Records to use:
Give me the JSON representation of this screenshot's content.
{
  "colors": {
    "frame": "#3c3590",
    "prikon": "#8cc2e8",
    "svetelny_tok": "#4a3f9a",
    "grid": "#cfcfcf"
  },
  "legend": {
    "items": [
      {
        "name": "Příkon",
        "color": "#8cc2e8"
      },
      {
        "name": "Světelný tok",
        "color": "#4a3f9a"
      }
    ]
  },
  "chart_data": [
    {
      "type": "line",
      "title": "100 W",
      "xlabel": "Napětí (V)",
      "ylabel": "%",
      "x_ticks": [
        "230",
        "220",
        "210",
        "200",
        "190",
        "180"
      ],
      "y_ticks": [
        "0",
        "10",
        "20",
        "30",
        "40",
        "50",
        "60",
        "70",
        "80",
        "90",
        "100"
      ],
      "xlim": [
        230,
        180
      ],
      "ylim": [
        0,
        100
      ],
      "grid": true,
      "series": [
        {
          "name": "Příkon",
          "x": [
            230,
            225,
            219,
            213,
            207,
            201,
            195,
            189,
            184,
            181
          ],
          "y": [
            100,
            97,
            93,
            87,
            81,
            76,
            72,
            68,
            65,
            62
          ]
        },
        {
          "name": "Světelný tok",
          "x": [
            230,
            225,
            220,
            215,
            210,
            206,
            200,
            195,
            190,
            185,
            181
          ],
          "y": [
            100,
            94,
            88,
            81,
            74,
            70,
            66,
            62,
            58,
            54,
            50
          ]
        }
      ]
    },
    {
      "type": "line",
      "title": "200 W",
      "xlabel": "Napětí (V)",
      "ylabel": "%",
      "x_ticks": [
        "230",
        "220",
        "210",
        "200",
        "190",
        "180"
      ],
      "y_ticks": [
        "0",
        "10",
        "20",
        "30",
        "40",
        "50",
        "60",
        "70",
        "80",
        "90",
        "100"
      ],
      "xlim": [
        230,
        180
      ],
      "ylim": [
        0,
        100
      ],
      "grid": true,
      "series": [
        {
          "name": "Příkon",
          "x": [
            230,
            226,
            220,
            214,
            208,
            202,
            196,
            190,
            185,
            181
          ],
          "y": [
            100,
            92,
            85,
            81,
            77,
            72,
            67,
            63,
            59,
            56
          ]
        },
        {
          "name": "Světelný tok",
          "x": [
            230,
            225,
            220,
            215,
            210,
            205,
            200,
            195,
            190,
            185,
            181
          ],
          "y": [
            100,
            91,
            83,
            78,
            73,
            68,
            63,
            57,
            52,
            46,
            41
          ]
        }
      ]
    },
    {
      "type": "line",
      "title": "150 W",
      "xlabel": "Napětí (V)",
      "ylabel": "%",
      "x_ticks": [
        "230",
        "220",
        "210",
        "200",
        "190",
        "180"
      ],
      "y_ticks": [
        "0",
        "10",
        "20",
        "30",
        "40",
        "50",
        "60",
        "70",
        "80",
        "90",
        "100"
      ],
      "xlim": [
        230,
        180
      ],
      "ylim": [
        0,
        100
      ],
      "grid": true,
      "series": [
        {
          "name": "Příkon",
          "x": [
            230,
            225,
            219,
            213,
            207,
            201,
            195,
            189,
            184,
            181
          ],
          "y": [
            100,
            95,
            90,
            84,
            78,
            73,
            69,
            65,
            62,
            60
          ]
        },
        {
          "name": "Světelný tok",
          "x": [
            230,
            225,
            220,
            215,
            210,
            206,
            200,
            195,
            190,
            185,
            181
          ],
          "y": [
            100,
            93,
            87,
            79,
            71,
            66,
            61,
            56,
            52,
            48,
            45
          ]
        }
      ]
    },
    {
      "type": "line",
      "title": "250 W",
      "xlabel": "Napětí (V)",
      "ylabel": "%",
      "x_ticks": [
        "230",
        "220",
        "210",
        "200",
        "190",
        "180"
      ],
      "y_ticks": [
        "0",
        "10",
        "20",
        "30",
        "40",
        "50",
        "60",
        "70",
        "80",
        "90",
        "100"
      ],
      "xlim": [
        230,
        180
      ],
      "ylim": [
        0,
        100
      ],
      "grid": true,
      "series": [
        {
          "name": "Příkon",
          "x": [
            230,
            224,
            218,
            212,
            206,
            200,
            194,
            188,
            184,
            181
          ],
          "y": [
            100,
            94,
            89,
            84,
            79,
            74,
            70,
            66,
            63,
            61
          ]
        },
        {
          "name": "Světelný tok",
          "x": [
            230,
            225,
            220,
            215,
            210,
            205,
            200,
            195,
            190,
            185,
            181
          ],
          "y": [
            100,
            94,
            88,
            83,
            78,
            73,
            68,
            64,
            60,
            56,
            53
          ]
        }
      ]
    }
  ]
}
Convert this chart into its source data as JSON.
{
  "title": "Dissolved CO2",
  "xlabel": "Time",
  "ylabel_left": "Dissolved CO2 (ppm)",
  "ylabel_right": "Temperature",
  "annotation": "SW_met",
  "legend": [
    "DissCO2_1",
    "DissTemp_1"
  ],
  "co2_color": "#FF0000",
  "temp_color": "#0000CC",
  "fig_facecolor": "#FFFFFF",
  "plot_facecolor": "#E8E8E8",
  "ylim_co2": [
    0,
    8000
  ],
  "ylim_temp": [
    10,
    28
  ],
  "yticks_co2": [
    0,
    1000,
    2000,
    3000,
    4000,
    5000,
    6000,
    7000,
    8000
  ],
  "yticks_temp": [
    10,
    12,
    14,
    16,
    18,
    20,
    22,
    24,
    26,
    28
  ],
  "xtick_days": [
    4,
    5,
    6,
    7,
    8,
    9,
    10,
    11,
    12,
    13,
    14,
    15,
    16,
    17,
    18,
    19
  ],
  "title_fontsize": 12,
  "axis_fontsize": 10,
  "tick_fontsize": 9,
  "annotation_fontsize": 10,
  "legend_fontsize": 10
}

Exercise task: Give the data again, exactly as it stands.

Output for this task:
Give me the JSON representation of this screenshot's content.
{
  "colors": {
    "frame": "#3c3590",
    "prikon": "#8cc2e8",
    "svetelny_tok": "#4a3f9a",
    "grid": "#cfcfcf"
  },
  "legend": {
    "items": [
      {
        "name": "Příkon",
        "color": "#8cc2e8"
      },
      {
        "name": "Světelný tok",
        "color": "#4a3f9a"
      }
    ]
  },
  "chart_data": [
    {
      "type": "line",
      "title": "100 W",
      "xlabel": "Napětí (V)",
      "ylabel": "%",
      "x_ticks": [
        "230",
        "220",
        "210",
        "200",
        "190",
        "180"
      ],
      "y_ticks": [
        "0",
        "10",
        "20",
        "30",
        "40",
        "50",
        "60",
        "70",
        "80",
        "90",
        "100"
      ],
      "xlim": [
        230,
        180
      ],
      "ylim": [
        0,
        100
      ],
      "grid": true,
      "series": [
        {
          "name": "Příkon",
          "x": [
            230,
            225,
            219,
            213,
            207,
            201,
            195,
            189,
            184,
            181
          ],
          "y": [
            100,
            97,
            93,
            87,
            81,
            76,
            72,
            68,
            65,
            62
          ]
        },
        {
          "name": "Světelný tok",
          "x": [
            230,
            225,
            220,
            215,
            210,
            206,
            200,
            195,
            190,
            185,
            181
          ],
          "y": [
            100,
            94,
            88,
            81,
            74,
            70,
            66,
            62,
            58,
            54,
            50
          ]
        }
      ]
    },
    {
      "type": "line",
      "title": "200 W",
      "xlabel": "Napětí (V)",
      "ylabel": "%",
      "x_ticks": [
        "230",
        "220",
        "210",
        "200",
        "190",
        "180"
      ],
      "y_ticks": [
        "0",
        "10",
        "20",
        "30",
        "40",
        "50",
        "60",
        "70",
        "80",
        "90",
        "100"
      ],
      "xlim": [
        230,
        180
      ],
      "ylim": [
        0,
        100
      ],
      "grid": true,
      "series": [
        {
          "name": "Příkon",
          "x": [
            230,
            226,
            220,
            214,
            208,
            202,
            196,
            190,
            185,
            181
          ],
          "y": [
            100,
            92,
            85,
            81,
            77,
            72,
            67,
            63,
            59,
            56
          ]
        },
        {
          "name": "Světelný tok",
          "x": [
            230,
            225,
            220,
            215,
            210,
            205,
            200,
            195,
            190,
            185,
            181
          ],
          "y": [
            100,
            91,
            83,
            78,
            73,
            68,
            63,
            57,
            52,
            46,
            41
          ]
        }
      ]
    },
    {
      "type": "line",
      "title": "150 W",
      "xlabel": "Napětí (V)",
      "ylabel": "%",
      "x_ticks": [
        "230",
        "220",
        "210",
        "200",
        "190",
        "180"
      ],
      "y_ticks": [
        "0",
        "10",
        "20",
        "30",
        "40",
        "50",
        "60",
        "70",
        "80",
        "90",
        "100"
      ],
      "xlim": [
        230,
        180
      ],
      "ylim": [
        0,
        100
      ],
      "grid": true,
      "series": [
        {
          "name": "Příkon",
          "x": [
            230,
            225,
            219,
            213,
            207,
            201,
            195,
            189,
            184,
            181
          ],
          "y": [
            100,
            95,
            90,
            84,
            78,
            73,
            69,
            65,
            62,
            60
          ]
        },
        {
          "name": "Světelný tok",
          "x": [
            230,
            225,
            220,
            215,
            210,
            206,
            200,
            195,
            190,
            185,
            181
          ],
          "y": [
            100,
            93,
            87,
            79,
            71,
            66,
            61,
            56,
            52,
            48,
            45
          ]
        }
      ]
    },
    {
      "type": "line",
      "title": "250 W",
      "xlabel": "Napětí (V)",
      "ylabel": "%",
      "x_ticks": [
        "230",
        "220",
        "210",
        "200",
        "190",
        "180"
      ],
      "y_ticks": [
        "0",
        "10",
        "20",
        "30",
        "40",
        "50",
        "60",
        "70",
        "80",
        "90",
        "100"
      ],
      "xlim": [
        230,
        180
      ],
      "ylim": [
        0,
        100
      ],
      "grid": true,
      "series": [
        {
          "name": "Příkon",
          "x": [
            230,
            224,
            218,
            212,
            206,
            200,
            194,
            188,
            184,
            181
          ],
          "y": [
            100,
            94,
            89,
            84,
            79,
            74,
            70,
            66,
            63,
            61
          ]
        },
        {
          "name": "Světelný tok",
          "x": [
            230,
            225,
            220,
            215,
            210,
            205,
            200,
            195,
            190,
            185,
            181
          ],
          "y": [
            100,
            94,
            88,
            83,
            78,
            73,
            68,
            64,
            60,
            56,
            53
          ]
        }
      ]
    }
  ]
}
Convert this chart into its source data as JSON.
{
  "title": "Dissolved CO2",
  "xlabel": "Time",
  "ylabel_left": "Dissolved CO2 (ppm)",
  "ylabel_right": "Temperature",
  "annotation": "SW_met",
  "legend": [
    "DissCO2_1",
    "DissTemp_1"
  ],
  "co2_color": "#FF0000",
  "temp_color": "#0000CC",
  "fig_facecolor": "#FFFFFF",
  "plot_facecolor": "#E8E8E8",
  "ylim_co2": [
    0,
    8000
  ],
  "ylim_temp": [
    10,
    28
  ],
  "yticks_co2": [
    0,
    1000,
    2000,
    3000,
    4000,
    5000,
    6000,
    7000,
    8000
  ],
  "yticks_temp": [
    10,
    12,
    14,
    16,
    18,
    20,
    22,
    24,
    26,
    28
  ],
  "xtick_days": [
    4,
    5,
    6,
    7,
    8,
    9,
    10,
    11,
    12,
    13,
    14,
    15,
    16,
    17,
    18,
    19
  ],
  "title_fontsize": 12,
  "axis_fontsize": 10,
  "tick_fontsize": 9,
  "annotation_fontsize": 10,
  "legend_fontsize": 10
}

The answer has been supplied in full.